> [GIVEN REQUEST]:
Produce a verbatim copy of the entries listed below.

> [DATA FOR THE TASK]:
******

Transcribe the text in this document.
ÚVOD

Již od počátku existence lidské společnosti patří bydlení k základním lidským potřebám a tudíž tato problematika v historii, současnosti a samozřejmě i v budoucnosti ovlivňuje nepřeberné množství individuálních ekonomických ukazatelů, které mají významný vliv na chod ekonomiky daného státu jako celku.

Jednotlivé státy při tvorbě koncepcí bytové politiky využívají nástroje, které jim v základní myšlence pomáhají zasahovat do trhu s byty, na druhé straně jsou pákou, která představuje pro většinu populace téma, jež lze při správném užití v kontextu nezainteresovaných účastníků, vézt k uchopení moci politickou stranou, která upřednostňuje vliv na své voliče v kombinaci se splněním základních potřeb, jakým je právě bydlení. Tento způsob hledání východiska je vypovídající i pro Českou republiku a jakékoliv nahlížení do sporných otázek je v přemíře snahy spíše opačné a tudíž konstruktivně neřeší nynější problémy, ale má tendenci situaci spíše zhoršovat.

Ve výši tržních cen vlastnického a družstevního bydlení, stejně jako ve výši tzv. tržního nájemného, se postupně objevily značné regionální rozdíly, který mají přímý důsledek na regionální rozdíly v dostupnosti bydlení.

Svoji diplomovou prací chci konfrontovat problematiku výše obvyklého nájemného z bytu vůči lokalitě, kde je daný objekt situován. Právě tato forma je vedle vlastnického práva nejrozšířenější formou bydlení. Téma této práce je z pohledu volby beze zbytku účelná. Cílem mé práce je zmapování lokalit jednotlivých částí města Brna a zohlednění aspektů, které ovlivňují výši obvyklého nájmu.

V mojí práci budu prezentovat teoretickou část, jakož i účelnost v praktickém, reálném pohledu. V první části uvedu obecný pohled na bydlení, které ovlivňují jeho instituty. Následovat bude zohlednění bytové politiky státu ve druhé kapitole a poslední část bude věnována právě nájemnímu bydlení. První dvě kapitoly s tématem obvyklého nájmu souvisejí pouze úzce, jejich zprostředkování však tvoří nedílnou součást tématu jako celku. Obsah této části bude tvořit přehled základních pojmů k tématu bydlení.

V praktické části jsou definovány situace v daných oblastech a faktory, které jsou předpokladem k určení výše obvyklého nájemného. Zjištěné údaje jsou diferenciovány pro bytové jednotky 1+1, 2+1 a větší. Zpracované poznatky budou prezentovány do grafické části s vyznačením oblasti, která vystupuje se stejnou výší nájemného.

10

******

> [REPLY TO THE EXERCISE]:
Transcribe the text in this document.
ÚVOD

Již od počátku existence lidské společnosti patří bydlení k základním lidským potřebám a tudíž tato problematika v historii, současnosti a samozřejmě i v budoucnosti ovlivňuje nepřeberné množství individuálních ekonomických ukazatelů, které mají významný vliv na chod ekonomiky daného státu jako celku.

Jednotlivé státy při tvorbě koncepcí bytové politiky využívají nástroje, které jim v základní myšlence pomáhají zasahovat do trhu s byty, na druhé straně jsou pákou, která představuje pro většinu populace téma, jež lze při správném užití v kontextu nezainteresovaných účastníků, vézt k uchopení moci politickou stranou, která upřednostňuje vliv na své voliče v kombinaci se splněním základních potřeb, jakým je právě bydlení. Tento způsob hledání východiska je vypovídající i pro Českou republiku a jakékoliv nahlížení do sporných otázek je v přemíře snahy spíše opačné a tudíž konstruktivně neřeší nynější problémy, ale má tendenci situaci spíše zhoršovat.

Ve výši tržních cen vlastnického a družstevního bydlení, stejně jako ve výši tzv. tržního nájemného, se postupně objevily značné regionální rozdíly, který mají přímý důsledek na regionální rozdíly v dostupnosti bydlení.

Svoji diplomovou prací chci konfrontovat problematiku výše obvyklého nájemného z bytu vůči lokalitě, kde je daný objekt situován. Právě tato forma je vedle vlastnického práva nejrozšířenější formou bydlení. Téma této práce je z pohledu volby beze zbytku účelná. Cílem mé práce je zmapování lokalit jednotlivých částí města Brna a zohlednění aspektů, které ovlivňují výši obvyklého nájmu.

V mojí práci budu prezentovat teoretickou část, jakož i účelnost v praktickém, reálném pohledu. V první části uvedu obecný pohled na bydlení, které ovlivňují jeho instituty. Následovat bude zohlednění bytové politiky státu ve druhé kapitole a poslední část bude věnována právě nájemnímu bydlení. První dvě kapitoly s tématem obvyklého nájmu souvisejí pouze úzce, jejich zprostředkování však tvoří nedílnou součást tématu jako celku. Obsah této části bude tvořit přehled základních pojmů k tématu bydlení.

V praktické části jsou definovány situace v daných oblastech a faktory, které jsou předpokladem k určení výše obvyklého nájemného. Zjištěné údaje jsou diferenciovány pro bytové jednotky 1+1, 2+1 a větší. Zpracované poznatky budou prezentovány do grafické části s vyznačením oblasti, která vystupuje se stejnou výší nájemného.

10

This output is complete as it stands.